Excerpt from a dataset
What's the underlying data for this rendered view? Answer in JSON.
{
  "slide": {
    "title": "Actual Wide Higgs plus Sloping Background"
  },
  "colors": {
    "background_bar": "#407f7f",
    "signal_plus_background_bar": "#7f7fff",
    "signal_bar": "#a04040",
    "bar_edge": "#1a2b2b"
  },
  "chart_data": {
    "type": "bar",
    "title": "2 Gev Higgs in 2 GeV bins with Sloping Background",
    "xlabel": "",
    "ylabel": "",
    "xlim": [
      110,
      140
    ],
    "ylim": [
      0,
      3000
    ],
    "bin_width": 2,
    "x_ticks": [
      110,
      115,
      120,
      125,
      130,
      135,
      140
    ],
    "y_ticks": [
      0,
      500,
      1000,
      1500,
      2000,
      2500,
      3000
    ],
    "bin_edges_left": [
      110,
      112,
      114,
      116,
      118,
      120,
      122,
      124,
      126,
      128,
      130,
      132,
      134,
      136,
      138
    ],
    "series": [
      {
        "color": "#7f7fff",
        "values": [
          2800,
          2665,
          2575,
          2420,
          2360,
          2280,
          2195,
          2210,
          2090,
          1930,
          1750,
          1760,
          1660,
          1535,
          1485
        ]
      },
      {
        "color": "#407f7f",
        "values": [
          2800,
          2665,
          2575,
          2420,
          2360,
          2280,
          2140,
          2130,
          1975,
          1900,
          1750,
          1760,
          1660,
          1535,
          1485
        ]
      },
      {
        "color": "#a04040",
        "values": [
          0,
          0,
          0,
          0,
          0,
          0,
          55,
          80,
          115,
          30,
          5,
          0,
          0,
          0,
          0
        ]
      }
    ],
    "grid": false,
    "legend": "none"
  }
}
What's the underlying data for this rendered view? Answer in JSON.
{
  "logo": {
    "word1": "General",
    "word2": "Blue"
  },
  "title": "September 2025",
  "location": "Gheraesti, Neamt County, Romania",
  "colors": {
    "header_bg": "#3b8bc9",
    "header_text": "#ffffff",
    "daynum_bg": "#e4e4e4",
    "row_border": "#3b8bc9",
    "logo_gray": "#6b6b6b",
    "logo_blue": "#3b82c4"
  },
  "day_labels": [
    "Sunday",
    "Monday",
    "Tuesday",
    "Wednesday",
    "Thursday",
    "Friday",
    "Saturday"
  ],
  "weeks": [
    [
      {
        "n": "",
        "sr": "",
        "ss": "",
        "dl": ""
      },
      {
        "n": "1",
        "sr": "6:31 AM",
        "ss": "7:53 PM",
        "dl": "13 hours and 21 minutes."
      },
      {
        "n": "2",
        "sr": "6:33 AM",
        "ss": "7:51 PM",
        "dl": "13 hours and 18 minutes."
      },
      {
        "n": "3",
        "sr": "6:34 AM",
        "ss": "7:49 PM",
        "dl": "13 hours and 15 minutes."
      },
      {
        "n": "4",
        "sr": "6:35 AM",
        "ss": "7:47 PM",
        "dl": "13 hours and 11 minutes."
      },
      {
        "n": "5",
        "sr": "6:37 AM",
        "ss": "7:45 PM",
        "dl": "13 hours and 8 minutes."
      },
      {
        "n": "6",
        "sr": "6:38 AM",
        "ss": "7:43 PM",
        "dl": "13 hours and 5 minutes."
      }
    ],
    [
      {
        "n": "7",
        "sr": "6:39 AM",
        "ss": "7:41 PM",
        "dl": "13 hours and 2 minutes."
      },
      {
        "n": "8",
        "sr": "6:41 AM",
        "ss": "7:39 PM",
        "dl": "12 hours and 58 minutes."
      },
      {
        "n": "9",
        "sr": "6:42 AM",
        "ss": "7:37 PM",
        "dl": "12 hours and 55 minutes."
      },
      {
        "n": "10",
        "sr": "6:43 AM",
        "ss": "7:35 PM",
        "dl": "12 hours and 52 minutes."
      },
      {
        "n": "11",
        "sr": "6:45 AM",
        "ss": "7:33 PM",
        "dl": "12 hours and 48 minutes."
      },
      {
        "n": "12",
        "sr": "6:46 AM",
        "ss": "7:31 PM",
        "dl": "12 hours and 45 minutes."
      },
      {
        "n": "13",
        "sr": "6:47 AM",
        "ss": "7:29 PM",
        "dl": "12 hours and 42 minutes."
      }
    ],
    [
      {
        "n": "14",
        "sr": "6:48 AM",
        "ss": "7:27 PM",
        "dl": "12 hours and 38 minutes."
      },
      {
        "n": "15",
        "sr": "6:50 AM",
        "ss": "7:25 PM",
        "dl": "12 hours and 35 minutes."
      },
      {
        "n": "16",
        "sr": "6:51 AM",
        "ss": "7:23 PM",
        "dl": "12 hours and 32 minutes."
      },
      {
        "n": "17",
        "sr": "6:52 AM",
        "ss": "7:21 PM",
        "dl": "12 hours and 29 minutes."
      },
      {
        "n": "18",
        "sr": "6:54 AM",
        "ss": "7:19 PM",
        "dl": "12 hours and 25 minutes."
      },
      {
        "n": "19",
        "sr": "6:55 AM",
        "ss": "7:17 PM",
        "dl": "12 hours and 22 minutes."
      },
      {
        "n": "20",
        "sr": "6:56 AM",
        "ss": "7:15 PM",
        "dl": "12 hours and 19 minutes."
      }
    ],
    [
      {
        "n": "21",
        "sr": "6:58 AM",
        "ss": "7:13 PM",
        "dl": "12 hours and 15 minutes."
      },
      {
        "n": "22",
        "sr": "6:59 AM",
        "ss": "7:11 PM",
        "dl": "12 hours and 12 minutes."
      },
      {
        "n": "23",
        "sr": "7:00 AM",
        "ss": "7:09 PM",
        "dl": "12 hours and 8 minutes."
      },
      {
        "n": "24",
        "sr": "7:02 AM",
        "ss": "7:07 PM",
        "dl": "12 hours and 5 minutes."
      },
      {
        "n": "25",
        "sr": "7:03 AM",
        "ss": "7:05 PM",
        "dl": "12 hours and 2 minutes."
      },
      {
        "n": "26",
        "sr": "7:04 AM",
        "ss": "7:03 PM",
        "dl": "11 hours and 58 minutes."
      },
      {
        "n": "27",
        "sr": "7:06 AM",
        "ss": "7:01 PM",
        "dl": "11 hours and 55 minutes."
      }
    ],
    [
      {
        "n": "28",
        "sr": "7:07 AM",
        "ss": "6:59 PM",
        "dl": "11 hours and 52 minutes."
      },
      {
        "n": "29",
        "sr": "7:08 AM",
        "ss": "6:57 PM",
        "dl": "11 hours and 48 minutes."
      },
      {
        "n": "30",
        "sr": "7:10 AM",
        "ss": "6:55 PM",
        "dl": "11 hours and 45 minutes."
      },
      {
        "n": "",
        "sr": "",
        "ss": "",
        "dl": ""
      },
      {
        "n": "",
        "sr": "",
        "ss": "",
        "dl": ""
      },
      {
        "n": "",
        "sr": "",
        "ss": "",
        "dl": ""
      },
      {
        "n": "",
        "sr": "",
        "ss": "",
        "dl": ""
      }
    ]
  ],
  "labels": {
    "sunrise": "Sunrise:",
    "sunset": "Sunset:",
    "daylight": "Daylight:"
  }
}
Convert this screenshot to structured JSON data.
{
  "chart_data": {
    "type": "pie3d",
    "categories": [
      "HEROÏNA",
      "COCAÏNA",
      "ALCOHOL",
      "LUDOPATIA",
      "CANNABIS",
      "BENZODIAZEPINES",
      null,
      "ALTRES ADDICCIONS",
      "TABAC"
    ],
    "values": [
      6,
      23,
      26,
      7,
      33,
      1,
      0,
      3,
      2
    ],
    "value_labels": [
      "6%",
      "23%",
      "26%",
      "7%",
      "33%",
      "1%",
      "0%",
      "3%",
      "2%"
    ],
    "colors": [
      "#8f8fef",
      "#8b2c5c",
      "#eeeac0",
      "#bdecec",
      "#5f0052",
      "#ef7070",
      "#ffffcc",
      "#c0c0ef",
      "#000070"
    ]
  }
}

### To do
State how many lines of the listing include "Sloping", and nothing more.

### Final result
2